_Task description_
Look below and pull out each line with the word "profesional".

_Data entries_
○ ○ ○
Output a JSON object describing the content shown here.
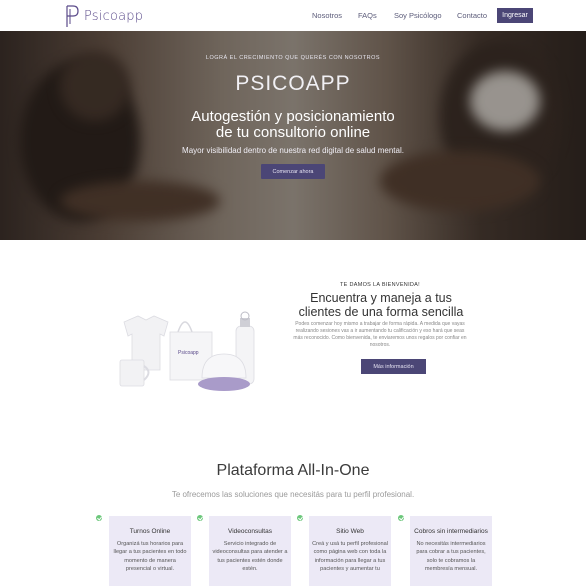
{
  "nav": {
    "logo_text": "Psicoapp",
    "links": [
      "Nosotros",
      "FAQs",
      "Soy Psicólogo",
      "Contacto"
    ],
    "cta": "Ingresar"
  },
  "hero": {
    "eyebrow": "LOGRÁ EL CRECIMIENTO QUE QUERÉS CON NOSOTROS",
    "title": "PSICOAPP",
    "subtitle_line1": "Autogestión y posicionamiento",
    "subtitle_line2": "de tu consultorio online",
    "tagline": "Mayor visibilidad dentro de nuestra red digital de salud mental.",
    "button": "Comenzar ahora"
  },
  "welcome": {
    "eyebrow": "TE DAMOS LA BIENVENIDA!",
    "title_line1": "Encuentra y maneja a tus",
    "title_line2": "clientes de una forma sencilla",
    "body": "Podes comenzar hoy mismo a trabajar de forma rápida. A medida que vayas realizando sesiones vas a ir aumentando tu calificación y eso hará que seas más reconocido. Como bienvenida, te enviaremos unos regalos por confiar en nosotros.",
    "button": "Más información",
    "merch_brand": "Psicoapp"
  },
  "platform": {
    "title": "Plataforma All-In-One",
    "subtitle": "Te ofrecemos las soluciones que necesitás para tu perfil profesional.",
    "cards": [
      {
        "title": "Turnos Online",
        "text": "Organizá tus horarios para llegar a tus pacientes en todo momento de manera presencial o virtual."
      },
      {
        "title": "Videoconsultas",
        "text": "Servicio integrado de videoconsultas para atender a tus pacientes estén donde estén."
      },
      {
        "title": "Sitio Web",
        "text": "Creá y usá tu perfil profesional como página web con toda la información para llegar a tus pacientes y aumentar tu"
      },
      {
        "title": "Cobros sin intermediarios",
        "text": "No necesitás intermediarios para cobrar a tus pacientes, solo te cobramos la membresía mensual."
      }
    ]
  },
  "colors": {
    "brand": "#4b4676",
    "card_bg": "#ece9f6",
    "check": "#6bc77a"
  }
}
○ ○ ○
_Solution for this exercise_
    "subtitle": "Te ofrecemos las soluciones que necesitás para tu perfil profesional.",
        "text": "Creá y usá tu perfil profesional como página web con toda la información para llegar a tus pacientes y aumentar tu"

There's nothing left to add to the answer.